Exercise aim - Bring together all lines of the material below that contain the string "symbol".

Records -

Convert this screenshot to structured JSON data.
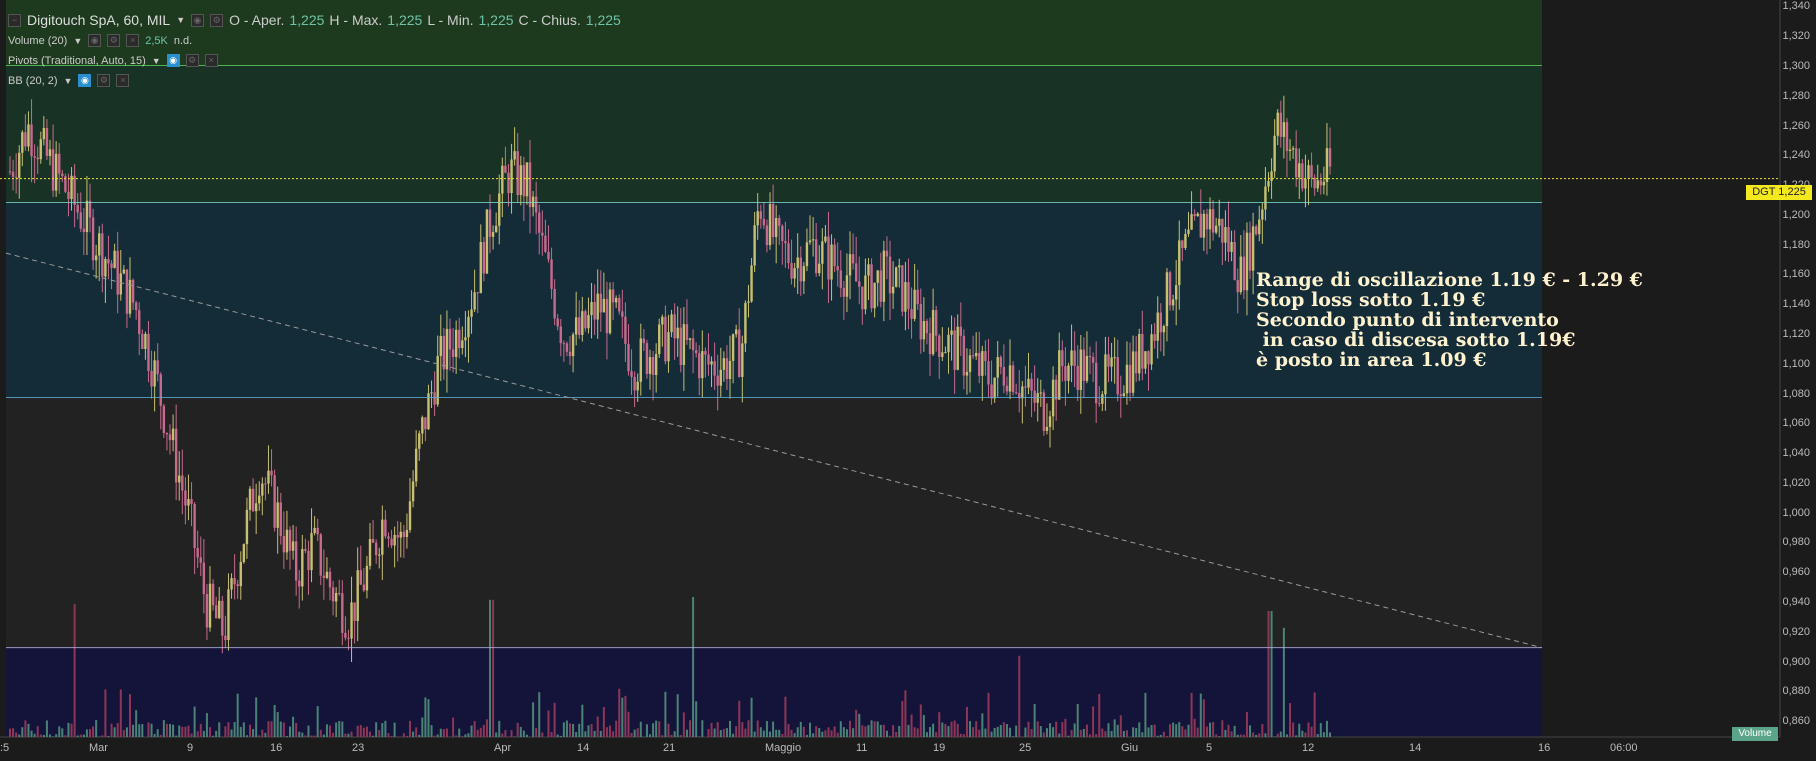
{
  "header": {
    "symbol": "Digitouch SpA, 60, MIL",
    "open_label": "O - Aper.",
    "open_value": "1,225",
    "high_label": "H - Max.",
    "high_value": "1,225",
    "low_label": "L - Min.",
    "low_value": "1,225",
    "close_label": "C - Chius.",
    "close_value": "1,225"
  },
  "indicators": {
    "volume": {
      "label": "Volume (20)",
      "value": "2,5K",
      "extra": "n.d."
    },
    "pivots": {
      "label": "Pivots (Traditional, Auto, 15)"
    },
    "bb": {
      "label": "BB (20, 2)"
    }
  },
  "price_badge": {
    "symbol": "DGT",
    "value": "1,225"
  },
  "volume_badge": "Volume",
  "annotation": "Range di oscillazione 1.19 € - 1.29 €\nStop loss sotto 1.19 €\nSecondo punto di intervento\n in caso di discesa sotto 1.19€\nè posto in area 1.09 €",
  "colors": {
    "up": "#c8c070",
    "down": "#c86a8e",
    "vol_up": "#4f8f7c",
    "vol_down": "#9a3a5a",
    "pivot_line": "#88c0c8",
    "price_line": "#f4e81e"
  },
  "chart_data": {
    "type": "candlestick",
    "y_ticks": [
      "1,340",
      "1,320",
      "1,300",
      "1,280",
      "1,260",
      "1,240",
      "1,220",
      "1,200",
      "1,180",
      "1,160",
      "1,140",
      "1,120",
      "1,100",
      "1,080",
      "1,060",
      "1,040",
      "1,020",
      "1,000",
      "0,980",
      "0,960",
      "0,940",
      "0,920",
      "0,900",
      "0,880",
      "0,860"
    ],
    "x_ticks": [
      ":5",
      "Mar",
      "9",
      "16",
      "23",
      "Apr",
      "14",
      "21",
      "Maggio",
      "11",
      "19",
      "25",
      "Giu",
      "5",
      "12",
      "14",
      "16",
      "06:00"
    ],
    "ylim": [
      0.85,
      1.345
    ],
    "pivot_levels": [
      1.301,
      1.209,
      1.078,
      0.91
    ],
    "last_price": 1.225,
    "trendline": [
      {
        "x": 0,
        "y": 1.175
      },
      {
        "x": 1.0,
        "y": 0.91
      }
    ],
    "path": [
      1.23,
      1.26,
      1.24,
      1.22,
      1.2,
      1.18,
      1.16,
      1.14,
      1.1,
      1.05,
      1.0,
      0.94,
      0.92,
      0.98,
      1.03,
      1.0,
      0.96,
      0.98,
      0.95,
      0.93,
      0.96,
      1.0,
      0.98,
      1.05,
      1.1,
      1.12,
      1.15,
      1.2,
      1.23,
      1.22,
      1.17,
      1.12,
      1.12,
      1.14,
      1.13,
      1.1,
      1.11,
      1.12,
      1.11,
      1.1,
      1.1,
      1.11,
      1.21,
      1.18,
      1.17,
      1.18,
      1.17,
      1.16,
      1.15,
      1.16,
      1.15,
      1.13,
      1.12,
      1.11,
      1.1,
      1.09,
      1.1,
      1.08,
      1.07,
      1.1,
      1.1,
      1.09,
      1.09,
      1.1,
      1.12,
      1.15,
      1.18,
      1.2,
      1.19,
      1.16,
      1.2,
      1.26,
      1.24,
      1.22,
      1.23
    ],
    "volume_spikes": [
      {
        "x": 0.045,
        "v": 0.95
      },
      {
        "x": 0.316,
        "v": 0.98
      },
      {
        "x": 0.447,
        "v": 1.0
      },
      {
        "x": 0.66,
        "v": 0.58
      },
      {
        "x": 0.823,
        "v": 0.9
      },
      {
        "x": 0.832,
        "v": 0.78
      }
    ],
    "x_extent": 0.862
  }
}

Completed exercise -
    "symbol": "Digitouch SpA, 60, MIL",
    "symbol": "DGT",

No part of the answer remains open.